** RAW RECORDS **
^^^^^^^^
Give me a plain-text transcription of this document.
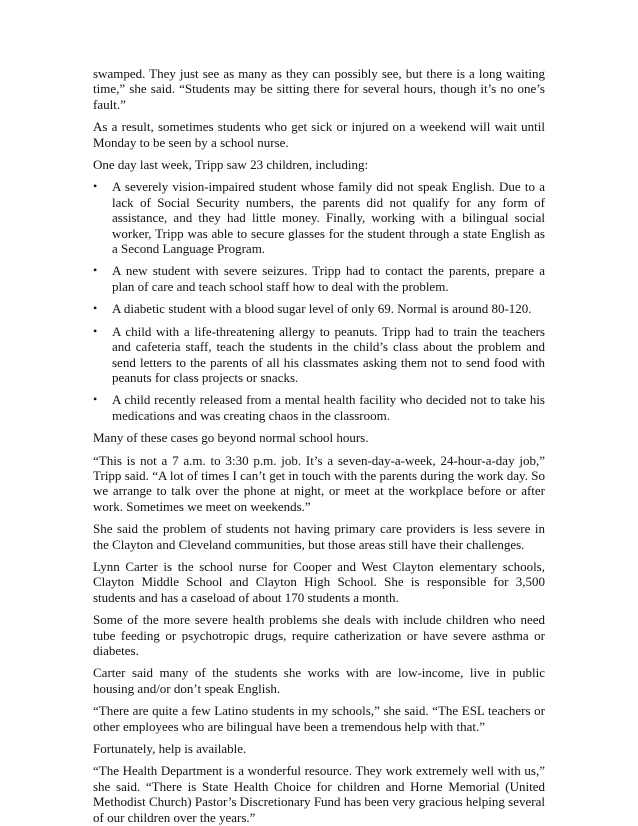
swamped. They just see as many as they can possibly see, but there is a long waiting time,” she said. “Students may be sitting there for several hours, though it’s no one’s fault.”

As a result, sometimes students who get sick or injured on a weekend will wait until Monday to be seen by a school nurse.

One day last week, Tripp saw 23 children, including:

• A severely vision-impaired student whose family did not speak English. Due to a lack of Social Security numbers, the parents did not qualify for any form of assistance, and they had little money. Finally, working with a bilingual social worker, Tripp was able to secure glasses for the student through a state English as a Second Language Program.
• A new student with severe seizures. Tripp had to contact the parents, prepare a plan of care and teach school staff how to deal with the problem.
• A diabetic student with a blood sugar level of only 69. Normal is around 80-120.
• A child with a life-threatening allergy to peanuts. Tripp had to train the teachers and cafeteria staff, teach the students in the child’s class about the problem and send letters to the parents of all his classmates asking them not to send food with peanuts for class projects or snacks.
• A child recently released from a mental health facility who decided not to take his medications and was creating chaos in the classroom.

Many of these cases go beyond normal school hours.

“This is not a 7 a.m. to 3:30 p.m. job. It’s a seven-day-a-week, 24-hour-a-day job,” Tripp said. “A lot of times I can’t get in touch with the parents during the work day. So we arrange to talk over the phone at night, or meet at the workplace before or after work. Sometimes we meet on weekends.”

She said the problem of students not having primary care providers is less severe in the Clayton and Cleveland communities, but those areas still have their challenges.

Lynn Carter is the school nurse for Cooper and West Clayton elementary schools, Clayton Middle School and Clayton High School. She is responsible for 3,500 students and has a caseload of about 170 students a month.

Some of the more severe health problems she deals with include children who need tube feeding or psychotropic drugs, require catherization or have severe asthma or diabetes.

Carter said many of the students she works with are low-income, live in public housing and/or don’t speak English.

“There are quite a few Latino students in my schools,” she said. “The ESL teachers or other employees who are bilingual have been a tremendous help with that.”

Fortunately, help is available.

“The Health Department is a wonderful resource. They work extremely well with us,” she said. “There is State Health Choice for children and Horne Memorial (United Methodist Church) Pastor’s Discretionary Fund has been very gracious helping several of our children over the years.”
^^^^^^^^
** PROBLEM REQUIREMENTS **
Quote the material in full and exactly; do not carry over its pictures.

** RESPONSE TO THIS EXERCISE **
Give me a plain-text transcription of this document.
swamped. They just see as many as they can possibly see, but there is a long waiting time,” she said. “Students may be sitting there for several hours, though it’s no one’s fault.”

As a result, sometimes students who get sick or injured on a weekend will wait until Monday to be seen by a school nurse.

One day last week, Tripp saw 23 children, including:

• A severely vision-impaired student whose family did not speak English. Due to a lack of Social Security numbers, the parents did not qualify for any form of assistance, and they had little money. Finally, working with a bilingual social worker, Tripp was able to secure glasses for the student through a state English as a Second Language Program.
• A new student with severe seizures. Tripp had to contact the parents, prepare a plan of care and teach school staff how to deal with the problem.
• A diabetic student with a blood sugar level of only 69. Normal is around 80-120.
• A child with a life-threatening allergy to peanuts. Tripp had to train the teachers and cafeteria staff, teach the students in the child’s class about the problem and send letters to the parents of all his classmates asking them not to send food with peanuts for class projects or snacks.
• A child recently released from a mental health facility who decided not to take his medications and was creating chaos in the classroom.

Many of these cases go beyond normal school hours.

“This is not a 7 a.m. to 3:30 p.m. job. It’s a seven-day-a-week, 24-hour-a-day job,” Tripp said. “A lot of times I can’t get in touch with the parents during the work day. So we arrange to talk over the phone at night, or meet at the workplace before or after work. Sometimes we meet on weekends.”

She said the problem of students not having primary care providers is less severe in the Clayton and Cleveland communities, but those areas still have their challenges.

Lynn Carter is the school nurse for Cooper and West Clayton elementary schools, Clayton Middle School and Clayton High School. She is responsible for 3,500 students and has a caseload of about 170 students a month.

Some of the more severe health problems she deals with include children who need tube feeding or psychotropic drugs, require catherization or have severe asthma or diabetes.

Carter said many of the students she works with are low-income, live in public housing and/or don’t speak English.

“There are quite a few Latino students in my schools,” she said. “The ESL teachers or other employees who are bilingual have been a tremendous help with that.”

Fortunately, help is available.

“The Health Department is a wonderful resource. They work extremely well with us,” she said. “There is State Health Choice for children and Horne Memorial (United Methodist Church) Pastor’s Discretionary Fund has been very gracious helping several of our children over the years.”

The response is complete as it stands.